Goal of the exercise: Each entry below must be repeated exactly, with pictures left out.

Material shown:
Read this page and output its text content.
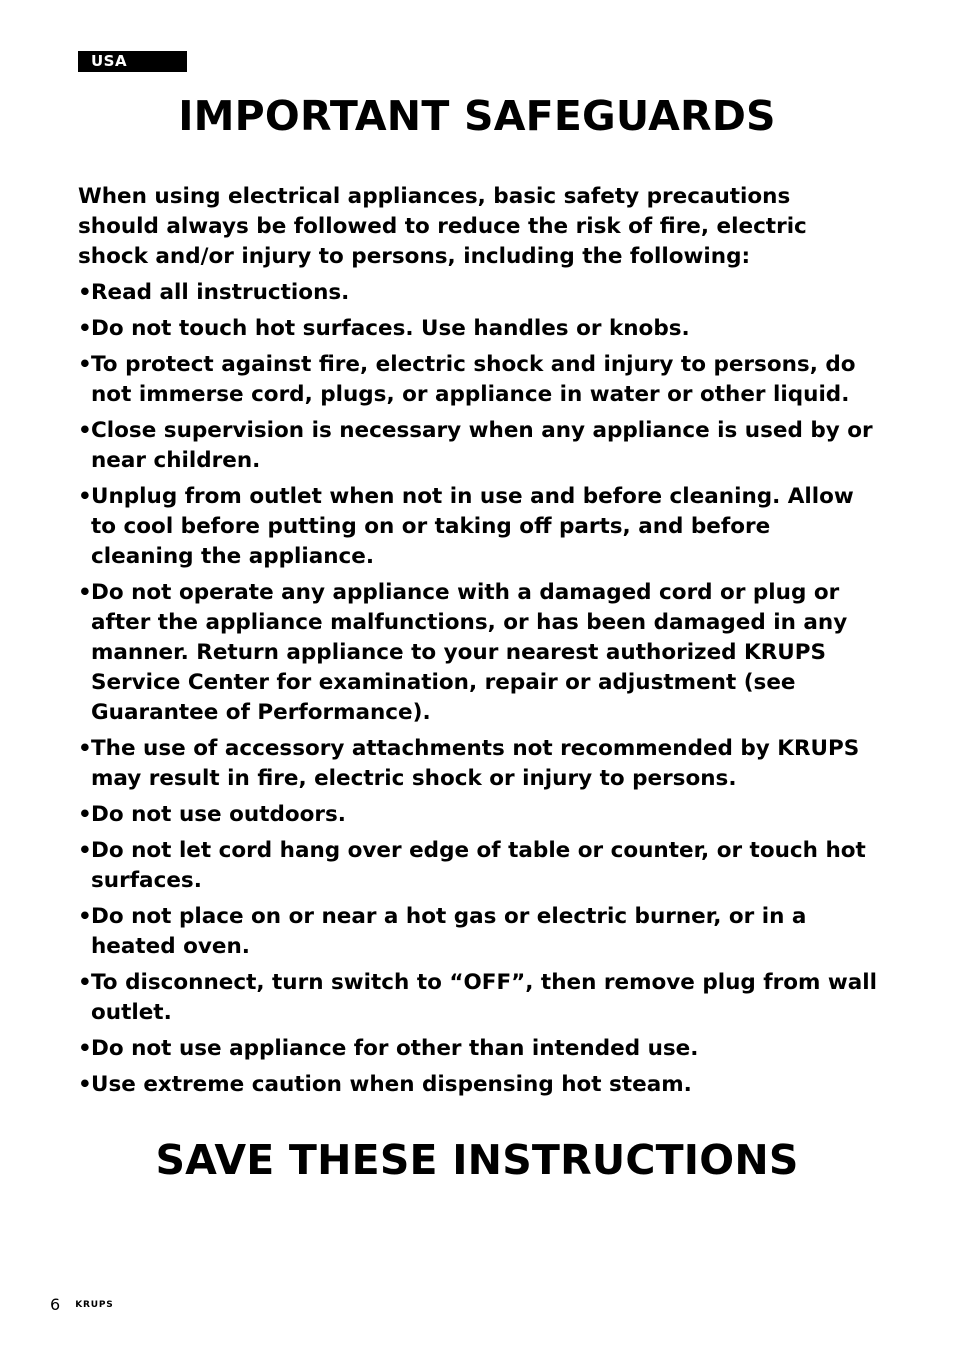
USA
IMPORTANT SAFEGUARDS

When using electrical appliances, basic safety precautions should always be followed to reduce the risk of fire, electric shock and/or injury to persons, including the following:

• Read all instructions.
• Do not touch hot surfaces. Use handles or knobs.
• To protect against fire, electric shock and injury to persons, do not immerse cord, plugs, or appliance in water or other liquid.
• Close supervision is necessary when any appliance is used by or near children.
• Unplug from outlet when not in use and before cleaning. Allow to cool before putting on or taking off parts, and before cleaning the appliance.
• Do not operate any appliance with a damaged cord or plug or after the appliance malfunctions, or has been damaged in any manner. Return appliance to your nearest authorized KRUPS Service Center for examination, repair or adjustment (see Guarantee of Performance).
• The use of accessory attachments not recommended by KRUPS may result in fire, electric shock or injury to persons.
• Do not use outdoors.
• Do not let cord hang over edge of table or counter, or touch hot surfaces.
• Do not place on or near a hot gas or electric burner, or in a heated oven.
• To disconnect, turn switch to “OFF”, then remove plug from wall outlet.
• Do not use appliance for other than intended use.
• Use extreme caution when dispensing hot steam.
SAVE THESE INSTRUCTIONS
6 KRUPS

Answer below:
Read this page and output its text content.
USA
IMPORTANT SAFEGUARDS

When using electrical appliances, basic safety precautions should always be followed to reduce the risk of fire, electric shock and/or injury to persons, including the following:

• Read all instructions.
• Do not touch hot surfaces. Use handles or knobs.
• To protect against fire, electric shock and injury to persons, do not immerse cord, plugs, or appliance in water or other liquid.
• Close supervision is necessary when any appliance is used by or near children.
• Unplug from outlet when not in use and before cleaning. Allow to cool before putting on or taking off parts, and before cleaning the appliance.
• Do not operate any appliance with a damaged cord or plug or after the appliance malfunctions, or has been damaged in any manner. Return appliance to your nearest authorized KRUPS Service Center for examination, repair or adjustment (see Guarantee of Performance).
• The use of accessory attachments not recommended by KRUPS may result in fire, electric shock or injury to persons.
• Do not use outdoors.
• Do not let cord hang over edge of table or counter, or touch hot surfaces.
• Do not place on or near a hot gas or electric burner, or in a heated oven.
• To disconnect, turn switch to “OFF”, then remove plug from wall outlet.
• Do not use appliance for other than intended use.
• Use extreme caution when dispensing hot steam.
SAVE THESE INSTRUCTIONS
6 KRUPS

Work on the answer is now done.